Figure contents as structured data
**********

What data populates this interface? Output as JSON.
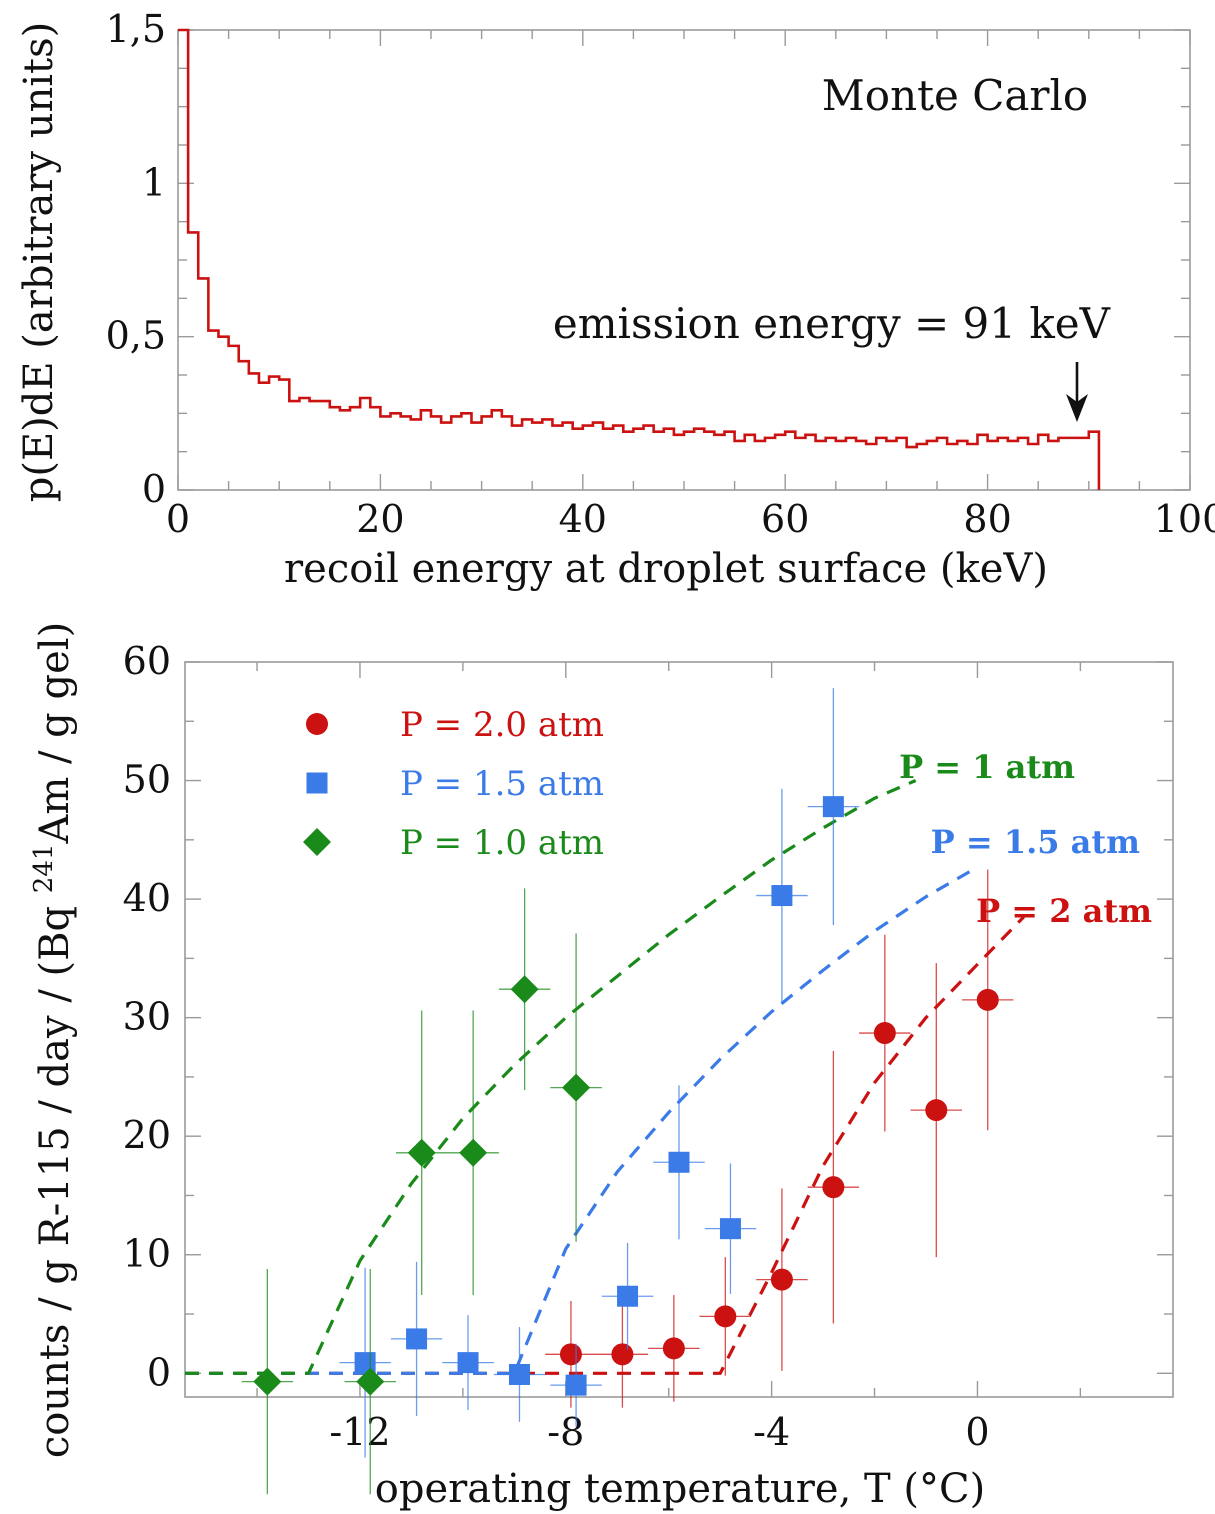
{
  "chart_data": [
    {
      "type": "line",
      "subtype": "step-histogram",
      "title": "",
      "annotations": {
        "top_right": "Monte Carlo",
        "emission": "emission energy = 91 keV"
      },
      "xlabel": "recoil energy at droplet surface (keV)",
      "ylabel": "p(E)dE (arbitrary units)",
      "xlim": [
        0,
        100
      ],
      "ylim": [
        0,
        1.5
      ],
      "x_tick_labels": [
        "0",
        "20",
        "40",
        "60",
        "80",
        "100"
      ],
      "x_ticks": [
        0,
        20,
        40,
        60,
        80,
        100
      ],
      "y_tick_labels": [
        "0",
        "0,5",
        "1",
        "1,5"
      ],
      "y_ticks": [
        0,
        0.5,
        1,
        1.5
      ],
      "color": "#cc1111",
      "cutoff": 91,
      "series": [
        {
          "bin_width": 1,
          "values": [
            1.55,
            0.84,
            0.69,
            0.52,
            0.5,
            0.47,
            0.42,
            0.38,
            0.35,
            0.37,
            0.36,
            0.29,
            0.3,
            0.29,
            0.29,
            0.27,
            0.26,
            0.27,
            0.3,
            0.27,
            0.24,
            0.25,
            0.24,
            0.23,
            0.26,
            0.24,
            0.22,
            0.24,
            0.25,
            0.22,
            0.24,
            0.26,
            0.24,
            0.21,
            0.23,
            0.22,
            0.23,
            0.21,
            0.22,
            0.2,
            0.21,
            0.22,
            0.2,
            0.21,
            0.19,
            0.2,
            0.21,
            0.19,
            0.2,
            0.18,
            0.19,
            0.2,
            0.19,
            0.18,
            0.19,
            0.16,
            0.18,
            0.16,
            0.17,
            0.18,
            0.19,
            0.17,
            0.18,
            0.16,
            0.17,
            0.16,
            0.17,
            0.16,
            0.15,
            0.17,
            0.16,
            0.17,
            0.14,
            0.15,
            0.16,
            0.17,
            0.15,
            0.16,
            0.15,
            0.18,
            0.16,
            0.17,
            0.16,
            0.17,
            0.15,
            0.18,
            0.16,
            0.17,
            0.17,
            0.17,
            0.19
          ]
        }
      ]
    },
    {
      "type": "scatter",
      "title": "",
      "xlabel": "operating temperature, T (°C)",
      "ylabel": "counts / g R-115 / day / (Bq ²⁴¹Am / g gel)",
      "ylabel_parts": [
        "counts / g R-115 / day / (Bq ",
        "241",
        "Am / g gel)"
      ],
      "xlim": [
        -15.4,
        3.8
      ],
      "ylim": [
        -2,
        60
      ],
      "x_tick_labels": [
        "-12",
        "-8",
        "-4",
        "0"
      ],
      "x_ticks": [
        -12,
        -8,
        -4,
        0
      ],
      "y_tick_labels": [
        "0",
        "10",
        "20",
        "30",
        "40",
        "50",
        "60"
      ],
      "y_ticks": [
        0,
        10,
        20,
        30,
        40,
        50,
        60
      ],
      "legend_position": "top-left",
      "series": [
        {
          "name": "P = 2.0 atm",
          "marker": "circle",
          "color": "#cc1111",
          "points": [
            {
              "x": -7.9,
              "y": 1.6,
              "xerr": 0.5,
              "yerr": 4.5
            },
            {
              "x": -6.9,
              "y": 1.6,
              "xerr": 0.5,
              "yerr": 4.5
            },
            {
              "x": -5.9,
              "y": 2.1,
              "xerr": 0.5,
              "yerr": 4.5
            },
            {
              "x": -4.9,
              "y": 4.8,
              "xerr": 0.5,
              "yerr": 5.0
            },
            {
              "x": -3.8,
              "y": 7.9,
              "xerr": 0.5,
              "yerr": 7.7
            },
            {
              "x": -2.8,
              "y": 15.7,
              "xerr": 0.5,
              "yerr": 11.5
            },
            {
              "x": -1.8,
              "y": 28.7,
              "xerr": 0.5,
              "yerr": 8.3
            },
            {
              "x": -0.8,
              "y": 22.2,
              "xerr": 0.5,
              "yerr": 12.4
            },
            {
              "x": 0.2,
              "y": 31.5,
              "xerr": 0.5,
              "yerr": 11.0
            }
          ]
        },
        {
          "name": "P = 1.5 atm",
          "marker": "square",
          "color": "#3a7be8",
          "points": [
            {
              "x": -11.9,
              "y": 0.9,
              "xerr": 0.5,
              "yerr": 8.0
            },
            {
              "x": -10.9,
              "y": 2.9,
              "xerr": 0.5,
              "yerr": 6.5
            },
            {
              "x": -9.9,
              "y": 0.9,
              "xerr": 0.5,
              "yerr": 4.0
            },
            {
              "x": -8.9,
              "y": -0.1,
              "xerr": 0.5,
              "yerr": 4.0
            },
            {
              "x": -7.8,
              "y": -1.0,
              "xerr": 0.5,
              "yerr": 3.5
            },
            {
              "x": -6.8,
              "y": 6.5,
              "xerr": 0.5,
              "yerr": 4.5
            },
            {
              "x": -5.8,
              "y": 17.8,
              "xerr": 0.5,
              "yerr": 6.5
            },
            {
              "x": -4.8,
              "y": 12.2,
              "xerr": 0.5,
              "yerr": 5.5
            },
            {
              "x": -3.8,
              "y": 40.3,
              "xerr": 0.5,
              "yerr": 9.0
            },
            {
              "x": -2.8,
              "y": 47.8,
              "xerr": 0.5,
              "yerr": 10.0
            }
          ]
        },
        {
          "name": "P = 1.0 atm",
          "marker": "diamond",
          "color": "#1a8a1a",
          "points": [
            {
              "x": -13.8,
              "y": -0.7,
              "xerr": 0.5,
              "yerr": 9.5
            },
            {
              "x": -11.8,
              "y": -0.7,
              "xerr": 0.5,
              "yerr": 9.5
            },
            {
              "x": -10.8,
              "y": 18.6,
              "xerr": 0.5,
              "yerr": 12.0
            },
            {
              "x": -9.8,
              "y": 18.6,
              "xerr": 0.5,
              "yerr": 12.0
            },
            {
              "x": -8.8,
              "y": 32.4,
              "xerr": 0.5,
              "yerr": 8.5
            },
            {
              "x": -7.8,
              "y": 24.1,
              "xerr": 0.5,
              "yerr": 13.0
            }
          ]
        }
      ],
      "fit_curves": [
        {
          "label": "P = 2 atm",
          "color": "#cc1111",
          "x": [
            -15.4,
            -5.0,
            -4.0,
            -3.0,
            -2.0,
            -1.0,
            0.0,
            0.9
          ],
          "y": [
            0,
            0,
            8.5,
            17.5,
            24.5,
            30.0,
            34.5,
            38.5
          ]
        },
        {
          "label": "P = 1.5 atm",
          "color": "#3a7be8",
          "x": [
            -15.4,
            -9.0,
            -8.0,
            -7.0,
            -6.0,
            -5.0,
            -4.0,
            -3.0,
            -2.0,
            -1.0,
            0.0
          ],
          "y": [
            0,
            0,
            10.5,
            17.0,
            22.0,
            26.5,
            30.5,
            34.0,
            37.3,
            40.2,
            42.7
          ]
        },
        {
          "label": "P = 1 atm",
          "color": "#1a8a1a",
          "x": [
            -15.4,
            -13.0,
            -12.0,
            -11.0,
            -10.0,
            -9.0,
            -8.0,
            -7.0,
            -6.0,
            -5.0,
            -4.0,
            -3.0,
            -2.0,
            -1.2
          ],
          "y": [
            0,
            0,
            9.5,
            16.0,
            21.5,
            26.0,
            30.0,
            33.5,
            37.0,
            40.2,
            43.3,
            46.0,
            48.5,
            50.0
          ]
        }
      ]
    }
  ]
}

**********

= Task brief =
Count every line above that holds the string "marker" and give the total, nothing more.

= Exercise answer =
3